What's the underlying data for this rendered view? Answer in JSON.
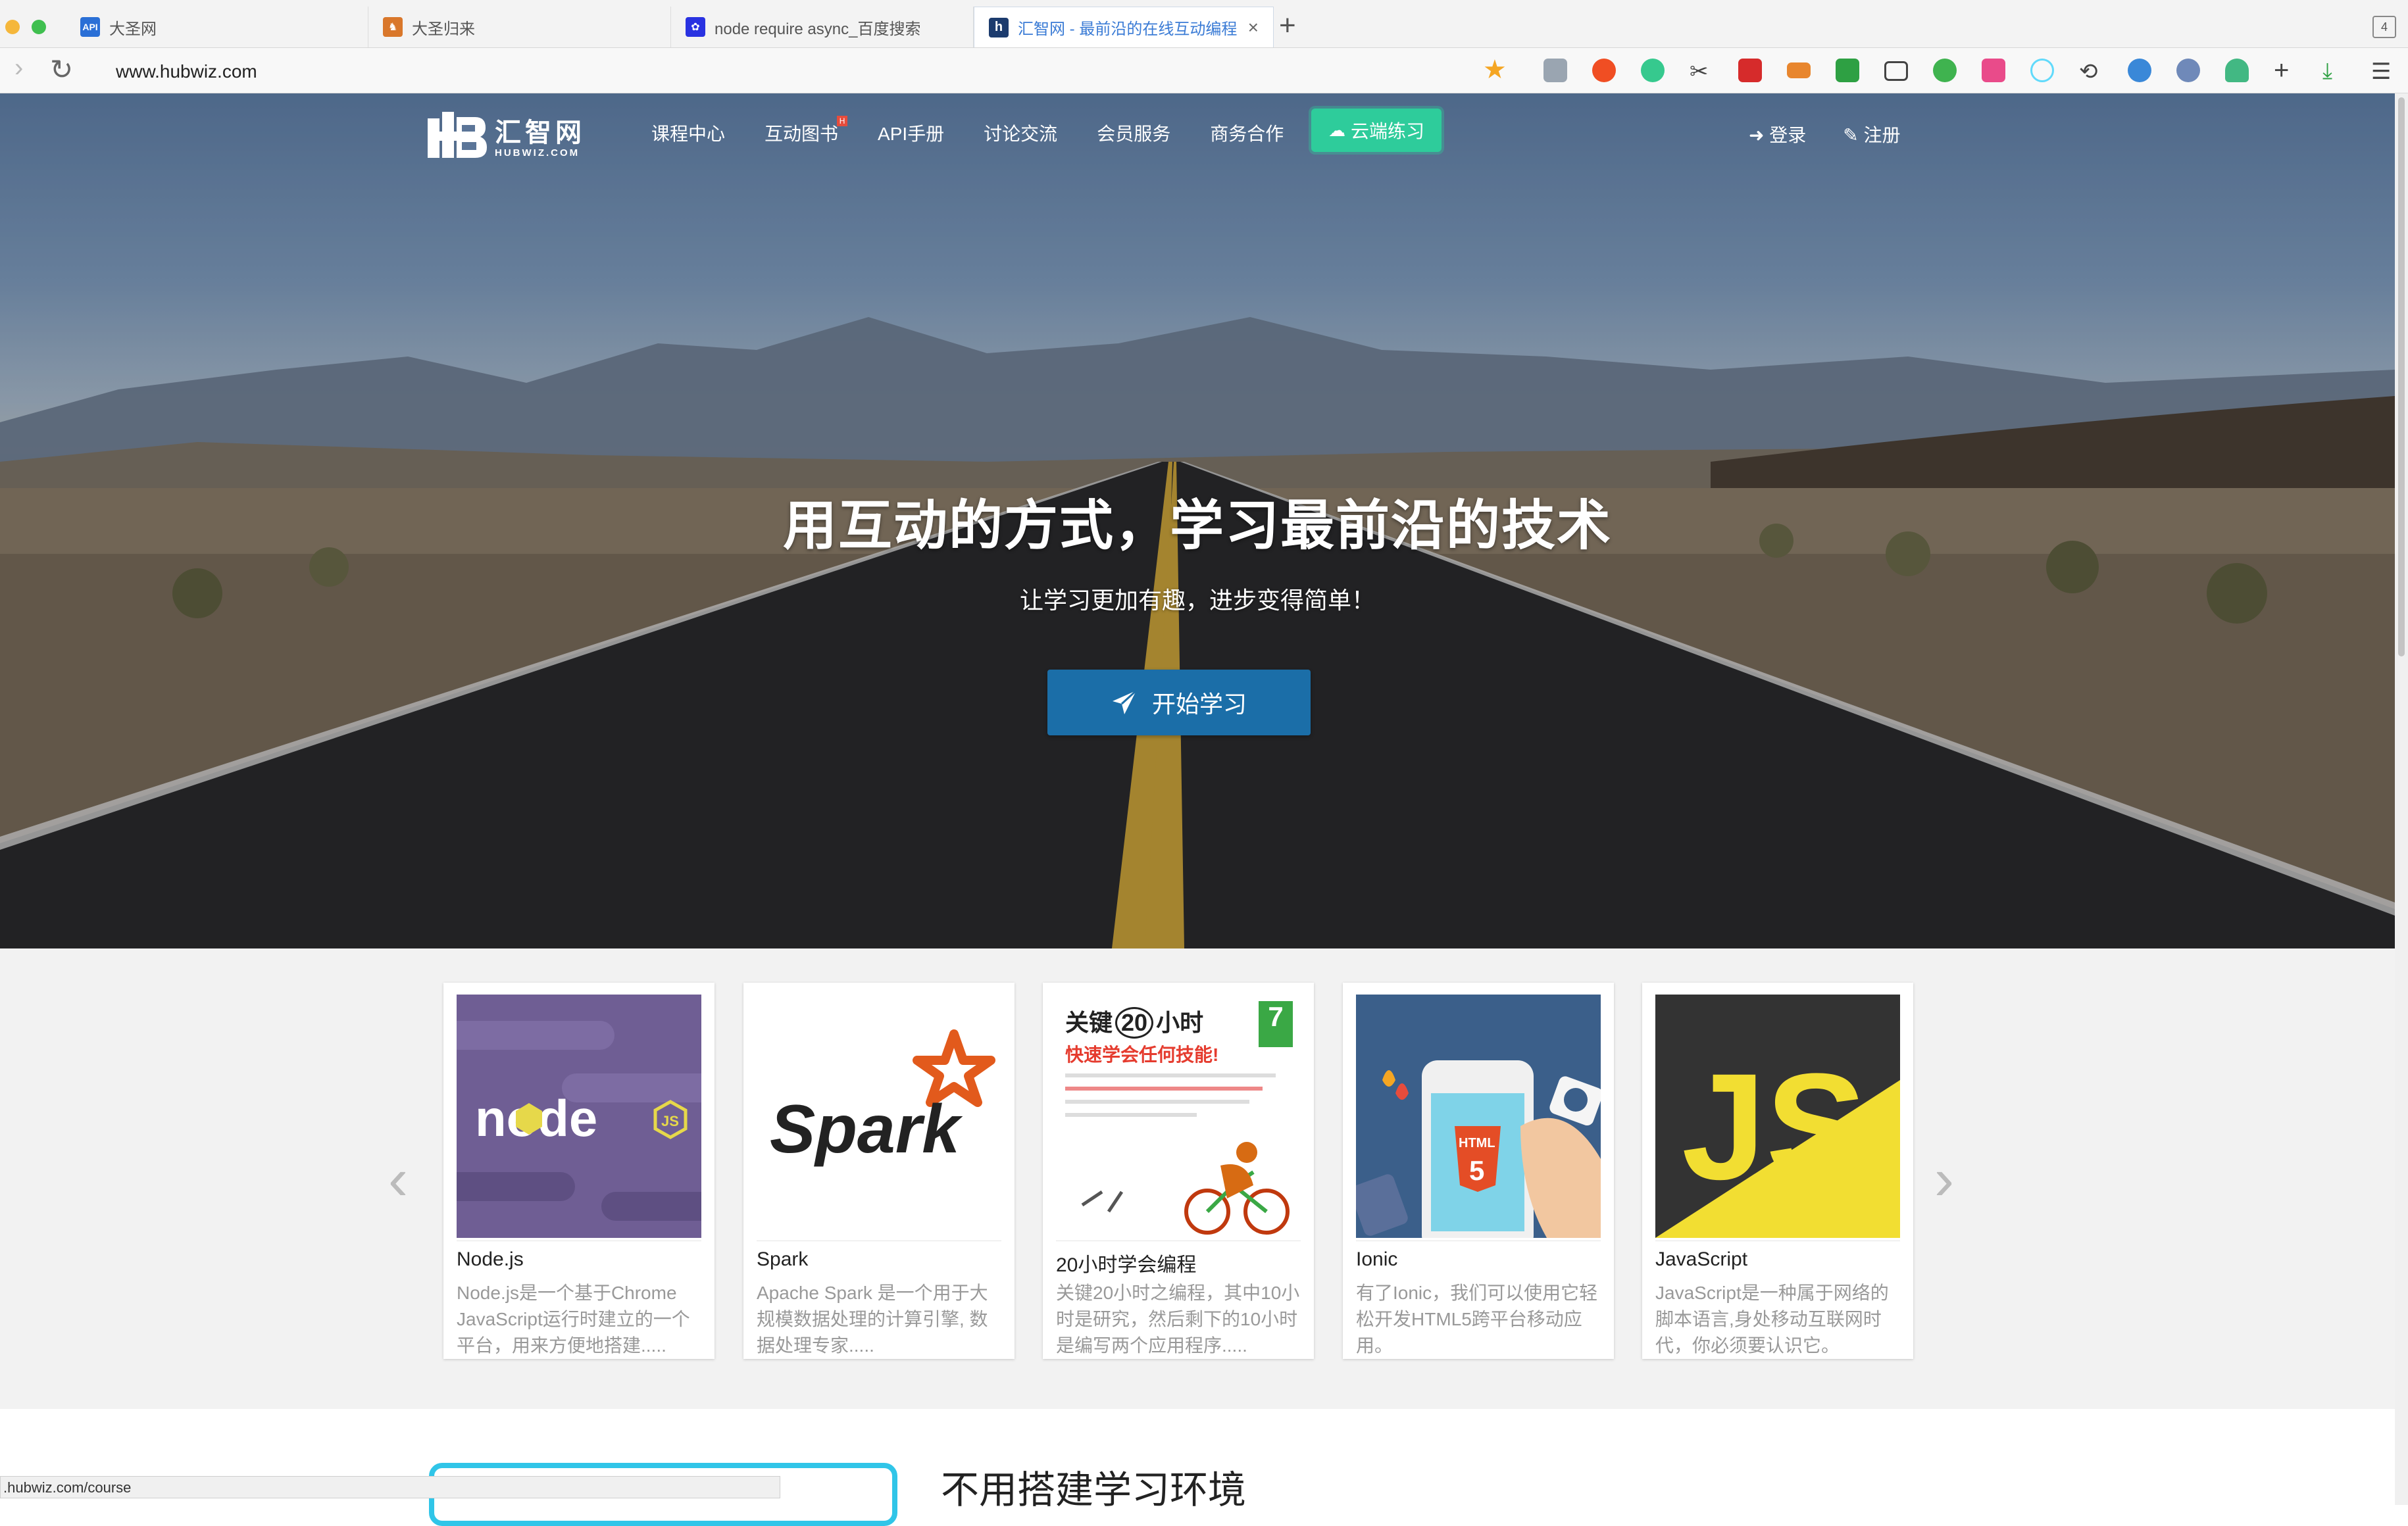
{
  "browser": {
    "tabs": [
      {
        "title": "大圣网",
        "favicon": "api-icon",
        "active": false
      },
      {
        "title": "大圣归来",
        "favicon": "monkey-icon",
        "active": false
      },
      {
        "title": "node require async_百度搜索",
        "favicon": "baidu-paw-icon",
        "active": false
      },
      {
        "title": "汇智网 - 最前沿的在线互动编程",
        "favicon": "hubwiz-h-icon",
        "active": true
      }
    ],
    "tab_count": "4",
    "url": "www.hubwiz.com",
    "status_url": ".hubwiz.com/course"
  },
  "site": {
    "logo_cn": "汇智网",
    "logo_en": "HUBWIZ.COM",
    "nav": [
      {
        "label": "课程中心"
      },
      {
        "label": "互动图书",
        "badge": "H"
      },
      {
        "label": "API手册"
      },
      {
        "label": "讨论交流"
      },
      {
        "label": "会员服务"
      },
      {
        "label": "商务合作"
      }
    ],
    "cloud_button": "云端练习",
    "login": "登录",
    "register": "注册"
  },
  "hero": {
    "title": "用互动的方式，学习最前沿的技术",
    "subtitle": "让学习更加有趣，进步变得简单！",
    "button": "开始学习"
  },
  "courses": [
    {
      "title": "Node.js",
      "desc": "Node.js是一个基于Chrome JavaScript运行时建立的一个平台，用来方便地搭建.....",
      "thumb": "nodejs-logo"
    },
    {
      "title": "Spark",
      "desc": "Apache Spark 是一个用于大规模数据处理的计算引擎, 数据处理专家.....",
      "thumb": "spark-logo"
    },
    {
      "title": "20小时学会编程",
      "desc": "关键20小时之编程，其中10小时是研究，然后剩下的10小时是编写两个应用程序.....",
      "thumb": "book-cover"
    },
    {
      "title": "Ionic",
      "desc": "有了Ionic，我们可以使用它轻松开发HTML5跨平台移动应用。",
      "thumb": "ionic-html5-phone"
    },
    {
      "title": "JavaScript",
      "desc": "JavaScript是一种属于网络的脚本语言,身处移动互联网时代，你必须要认识它。",
      "thumb": "js-logo"
    }
  ],
  "book_cover": {
    "title_a": "关键",
    "title_num": "20",
    "title_b": "小时",
    "subtitle": "快速学会任何技能!",
    "badge": "7"
  },
  "thumb_text": {
    "node": "node",
    "node_badge": "JS",
    "spark": "Spark",
    "html5": "HTML",
    "html5_num": "5",
    "js": "JS"
  },
  "section": {
    "heading": "不用搭建学习环境"
  },
  "colors": {
    "primary_button": "#1b6ea8",
    "cloud_button": "#2ecc9b",
    "accent_cyan": "#30c5e8"
  }
}
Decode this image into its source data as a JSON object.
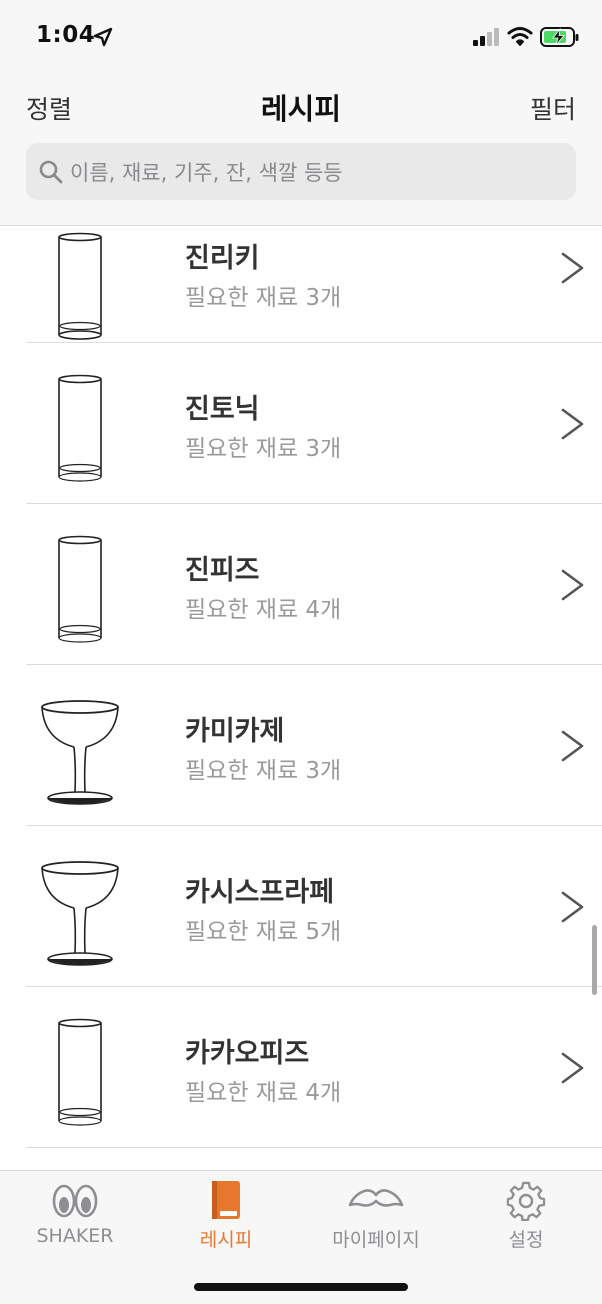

◆ ◆ ◆ ◆

SHORT TASK:
Select and copy every line of the material that holds the string "subtitle".

EXERCISE RESPONSE:
    "subtitle": "让学习更加有趣，进步变得简单！",
    "subtitle": "快速学会任何技能!",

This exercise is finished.